A. Hausser - Vous avez dirigé la liste du Front national en Ile-de-France et obtenue 12,26 % des voix, c'est moins bien que la dernière fois pour le Front où la liste du FN avait totalisé presque 17 % des voix. Cette fois, le Front national obtient à peu près 15 % des voix. Cette diminution, cette fonte vous l'attribuez à quoi ?
R - "D'abord, je voudrais dire qu'au niveau national, il n'y a pas de fonte, puisque je vous rappelle que nous avons fait aux législatives 11 %, au niveau national. C'est-à-dire que nous refaisons un très bon score et nous nous repositionnons comme étant la troisième force politique du pays avec 3,5 millions de voix, ce qui n'est pas rien, c'est le moins que l'on puisse dire. Quant à l'Ile-de-France, nous savons que c'est une région difficile pour le Front national, pour deux explications majeures : l'une tenant à une modification de la sociologie de l'Ile-de-France, notre électorat fuit l'Ile de France à raison de tous les problèmes qui demeurent et qui s'y aggravent d'ailleurs comme l'immigration, comme le coût de la vie, comme le chômage qui augmente. Il n'y a qu'à voir, d'ailleurs, l'augmentation importante des régions limitrophes de l'Ile-de-France où le Front national réalise de très bons scores. Et puis il y a un événement..."
A. Hausser - Vous voulez dire que votre électorat devient rural ?
R - "Oui, régulièrement. On s'aperçoit que l'Ile-de-France voit partir, si vous voulez, des classes modestes, des classes moyennes..."
A. Hausser - Le Front national n'a jamais réussi à s'implanter à Paris ?
R - "Alors oui, c'est difficile, mais parce que Paris aussi, en général nous sommes un peu écrasés, pris en tenaille par la bipolarisation de la vie politique parisienne. Donc c'est difficile et puis il faut dire que Paris se " boboise " de plus en plus et il reste, là, des classes supérieures qui sont les clients en quelque sorte, souvent, du Parti socialiste, il faut l'admettre. Et puis, il y a un événement qui tient, si vous voulez, à la situation particulièrement de ces régionales : c'est, je crois, cette primaire à droite qui a attiré à elle - en tout cas sur le nom de M. Santini - une opposition, une contestation au Gouvernement à mon avis de manière, d'ailleurs malhonnête de la part de M. Santini. "

______

» **CONSIGNE**
Reproduisez à l'identique le passage de l'entretien sur le score du Front national en Ile-de-France qui s'ouvre sur les mots « A. Hausser - Vous avez » et s'achève sur « l'attribuez à quoi ? ».

______

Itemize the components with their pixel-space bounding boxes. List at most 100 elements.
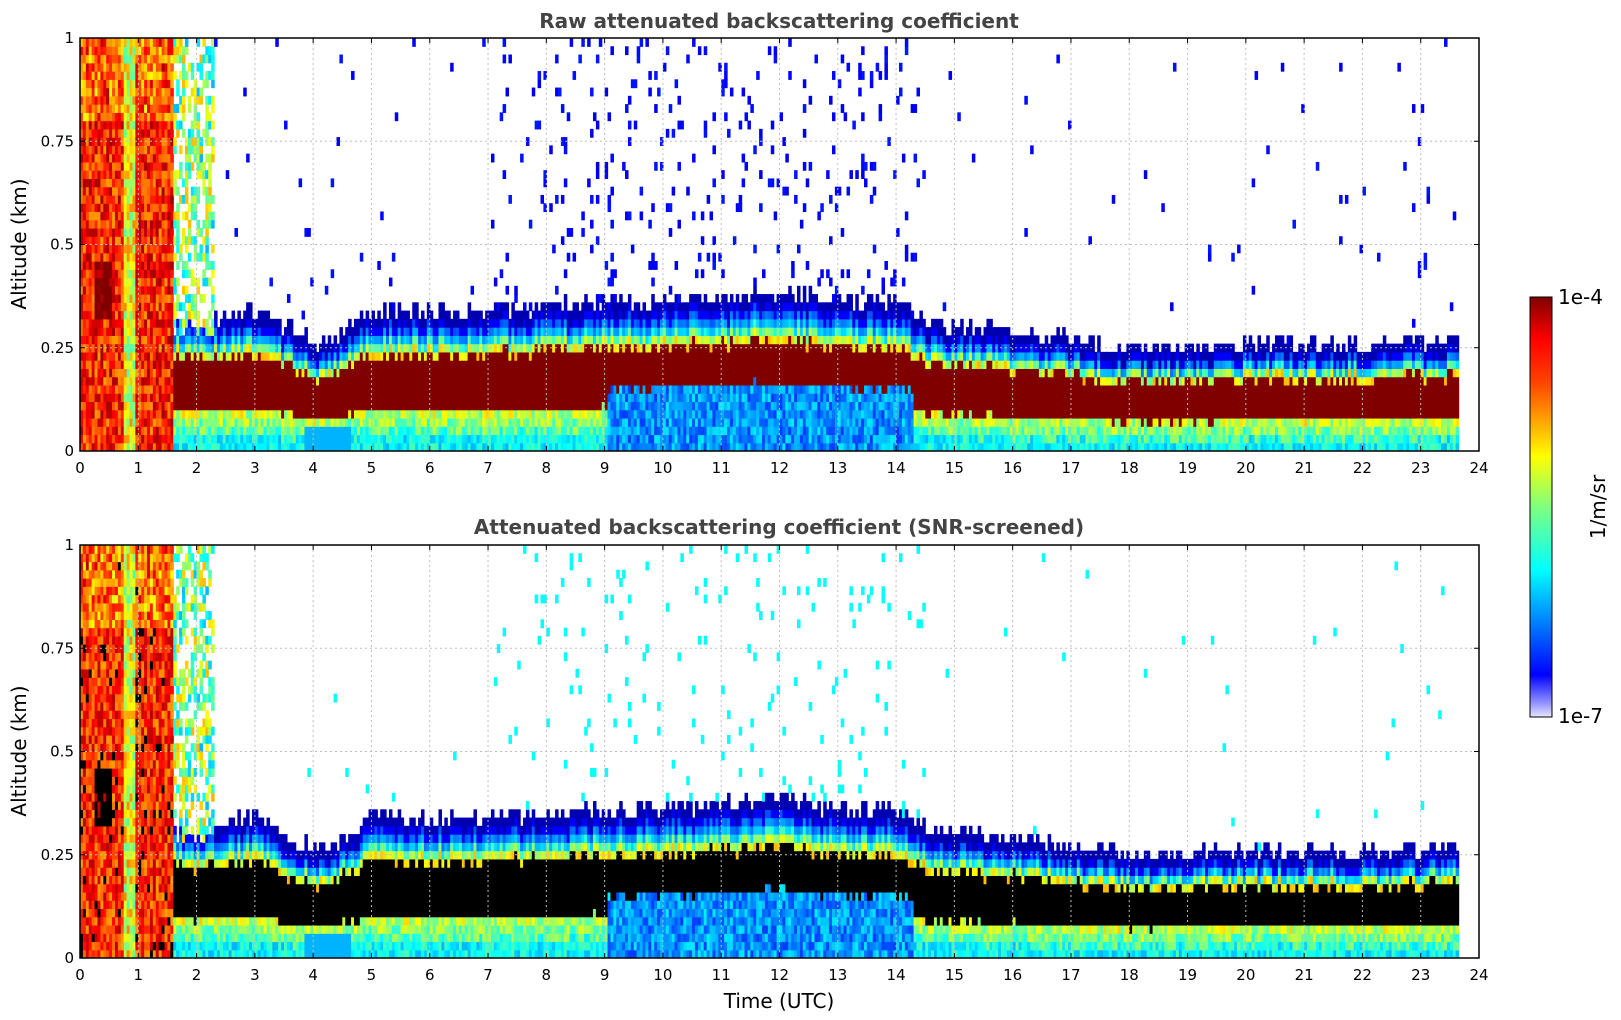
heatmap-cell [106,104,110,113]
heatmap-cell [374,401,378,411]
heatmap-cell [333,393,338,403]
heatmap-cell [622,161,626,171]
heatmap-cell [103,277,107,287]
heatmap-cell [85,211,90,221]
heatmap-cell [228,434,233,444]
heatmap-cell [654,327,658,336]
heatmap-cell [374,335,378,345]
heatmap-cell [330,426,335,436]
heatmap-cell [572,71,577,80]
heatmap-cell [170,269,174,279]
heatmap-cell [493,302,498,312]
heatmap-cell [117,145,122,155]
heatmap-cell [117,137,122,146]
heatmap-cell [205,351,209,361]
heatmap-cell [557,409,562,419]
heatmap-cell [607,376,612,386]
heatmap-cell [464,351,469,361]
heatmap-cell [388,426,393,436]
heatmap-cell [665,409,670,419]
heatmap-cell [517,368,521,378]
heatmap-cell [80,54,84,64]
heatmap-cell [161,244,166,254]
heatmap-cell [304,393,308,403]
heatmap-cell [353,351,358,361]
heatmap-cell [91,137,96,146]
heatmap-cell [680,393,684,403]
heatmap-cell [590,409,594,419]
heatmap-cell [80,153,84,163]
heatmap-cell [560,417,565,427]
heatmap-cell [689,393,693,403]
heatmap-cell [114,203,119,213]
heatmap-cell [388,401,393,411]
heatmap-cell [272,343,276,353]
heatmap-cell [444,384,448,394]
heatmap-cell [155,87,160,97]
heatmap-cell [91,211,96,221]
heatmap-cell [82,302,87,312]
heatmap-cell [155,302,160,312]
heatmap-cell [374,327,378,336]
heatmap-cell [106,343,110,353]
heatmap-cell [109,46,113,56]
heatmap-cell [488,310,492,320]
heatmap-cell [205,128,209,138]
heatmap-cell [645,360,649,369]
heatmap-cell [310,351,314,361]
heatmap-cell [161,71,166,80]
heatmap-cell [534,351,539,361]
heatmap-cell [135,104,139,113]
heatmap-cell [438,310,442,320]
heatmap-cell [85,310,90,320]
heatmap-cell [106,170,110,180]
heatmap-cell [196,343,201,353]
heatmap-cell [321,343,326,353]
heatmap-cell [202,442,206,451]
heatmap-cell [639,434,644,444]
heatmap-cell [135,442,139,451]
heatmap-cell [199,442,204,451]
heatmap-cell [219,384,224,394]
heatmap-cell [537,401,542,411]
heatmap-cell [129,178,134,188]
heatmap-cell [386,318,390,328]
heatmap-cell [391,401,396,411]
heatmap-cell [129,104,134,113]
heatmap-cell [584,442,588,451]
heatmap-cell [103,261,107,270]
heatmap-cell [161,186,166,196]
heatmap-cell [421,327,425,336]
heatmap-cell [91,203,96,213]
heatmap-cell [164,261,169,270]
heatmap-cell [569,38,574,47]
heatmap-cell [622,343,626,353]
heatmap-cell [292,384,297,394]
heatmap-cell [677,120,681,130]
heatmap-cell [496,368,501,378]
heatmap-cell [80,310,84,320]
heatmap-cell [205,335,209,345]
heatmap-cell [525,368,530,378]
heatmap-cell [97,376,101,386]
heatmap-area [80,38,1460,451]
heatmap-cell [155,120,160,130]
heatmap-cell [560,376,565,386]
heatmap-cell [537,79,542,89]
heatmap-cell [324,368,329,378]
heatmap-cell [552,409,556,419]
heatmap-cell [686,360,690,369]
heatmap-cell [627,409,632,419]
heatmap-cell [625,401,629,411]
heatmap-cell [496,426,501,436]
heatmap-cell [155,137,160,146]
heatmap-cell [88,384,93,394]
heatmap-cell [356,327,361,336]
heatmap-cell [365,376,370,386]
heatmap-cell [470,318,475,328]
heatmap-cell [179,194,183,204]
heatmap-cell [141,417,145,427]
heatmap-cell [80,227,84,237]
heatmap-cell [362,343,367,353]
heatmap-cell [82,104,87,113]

______

» **CORRIGÉ**
A. Hausser - Vous avez dirigé la liste du Front national en Ile-de-France et obtenue 12,26 % des voix, c'est moins bien que la dernière fois pour le Front où la liste du FN avait totalisé presque 17 % des voix. Cette fois, le Front national obtient à peu près 15 % des voix. Cette diminution, cette fonte vous l'attribuez à quoi ?